Items from a dataset

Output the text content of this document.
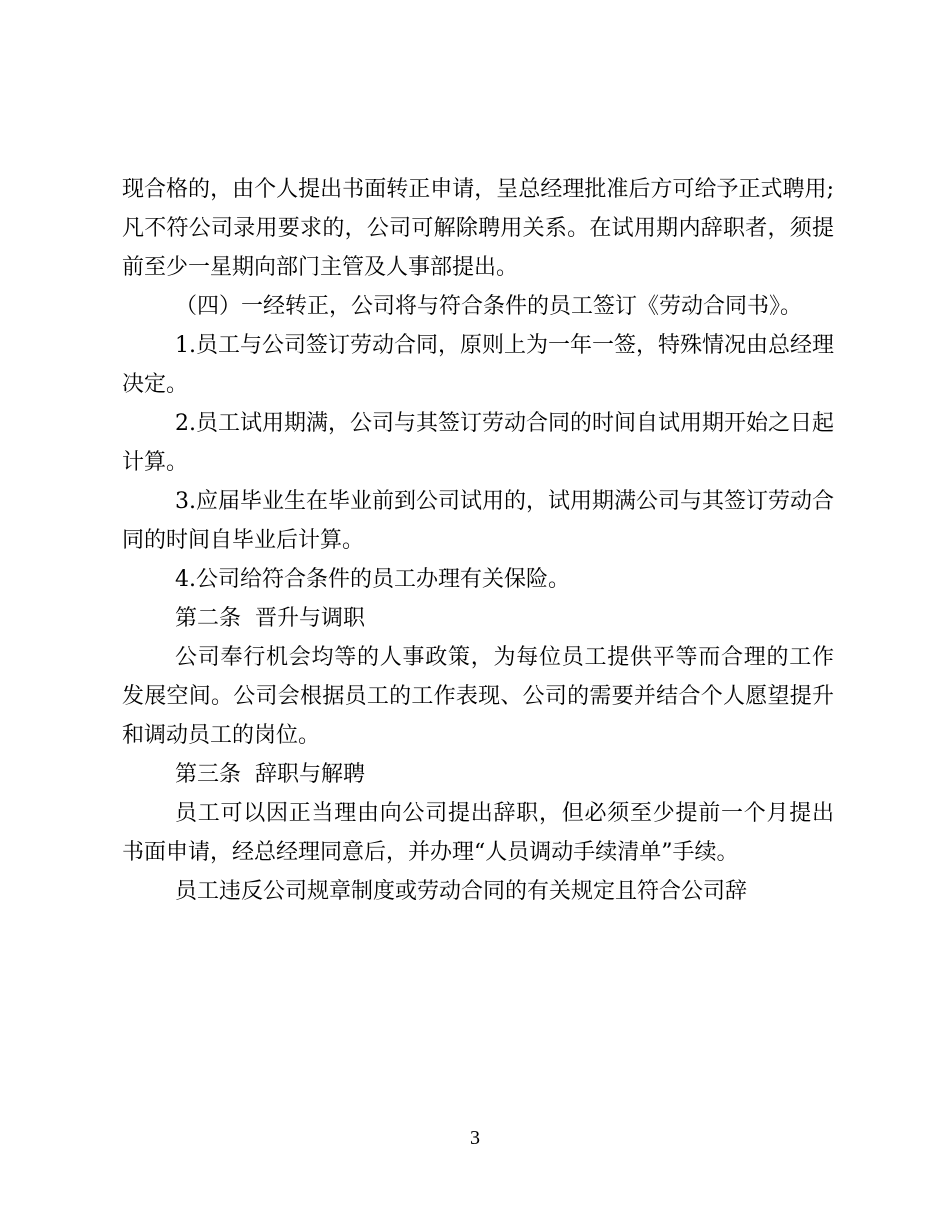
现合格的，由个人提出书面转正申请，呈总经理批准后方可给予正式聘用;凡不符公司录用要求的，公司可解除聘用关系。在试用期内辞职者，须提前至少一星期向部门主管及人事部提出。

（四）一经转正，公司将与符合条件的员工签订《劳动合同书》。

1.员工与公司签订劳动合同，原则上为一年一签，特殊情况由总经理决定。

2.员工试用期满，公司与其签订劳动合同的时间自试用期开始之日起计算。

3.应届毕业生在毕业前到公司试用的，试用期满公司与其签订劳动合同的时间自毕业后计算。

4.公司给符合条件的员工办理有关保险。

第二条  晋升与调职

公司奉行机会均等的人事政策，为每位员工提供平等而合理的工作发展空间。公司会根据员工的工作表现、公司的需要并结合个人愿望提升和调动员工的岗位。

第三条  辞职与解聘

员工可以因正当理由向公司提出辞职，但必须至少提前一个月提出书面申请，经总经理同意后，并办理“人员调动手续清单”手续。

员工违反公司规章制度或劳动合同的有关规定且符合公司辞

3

◆ EXERCISE DIRECTIONS: Above are the records; reproduce them exactly and leave out the pictures.

◆ THE OUTPUT:
Output the text content of this document.
现合格的，由个人提出书面转正申请，呈总经理批准后方可给予正式聘用;凡不符公司录用要求的，公司可解除聘用关系。在试用期内辞职者，须提前至少一星期向部门主管及人事部提出。

（四）一经转正，公司将与符合条件的员工签订《劳动合同书》。

1.员工与公司签订劳动合同，原则上为一年一签，特殊情况由总经理决定。

2.员工试用期满，公司与其签订劳动合同的时间自试用期开始之日起计算。

3.应届毕业生在毕业前到公司试用的，试用期满公司与其签订劳动合同的时间自毕业后计算。

4.公司给符合条件的员工办理有关保险。

第二条  晋升与调职

公司奉行机会均等的人事政策，为每位员工提供平等而合理的工作发展空间。公司会根据员工的工作表现、公司的需要并结合个人愿望提升和调动员工的岗位。

第三条  辞职与解聘

员工可以因正当理由向公司提出辞职，但必须至少提前一个月提出书面申请，经总经理同意后，并办理“人员调动手续清单”手续。

员工违反公司规章制度或劳动合同的有关规定且符合公司辞

3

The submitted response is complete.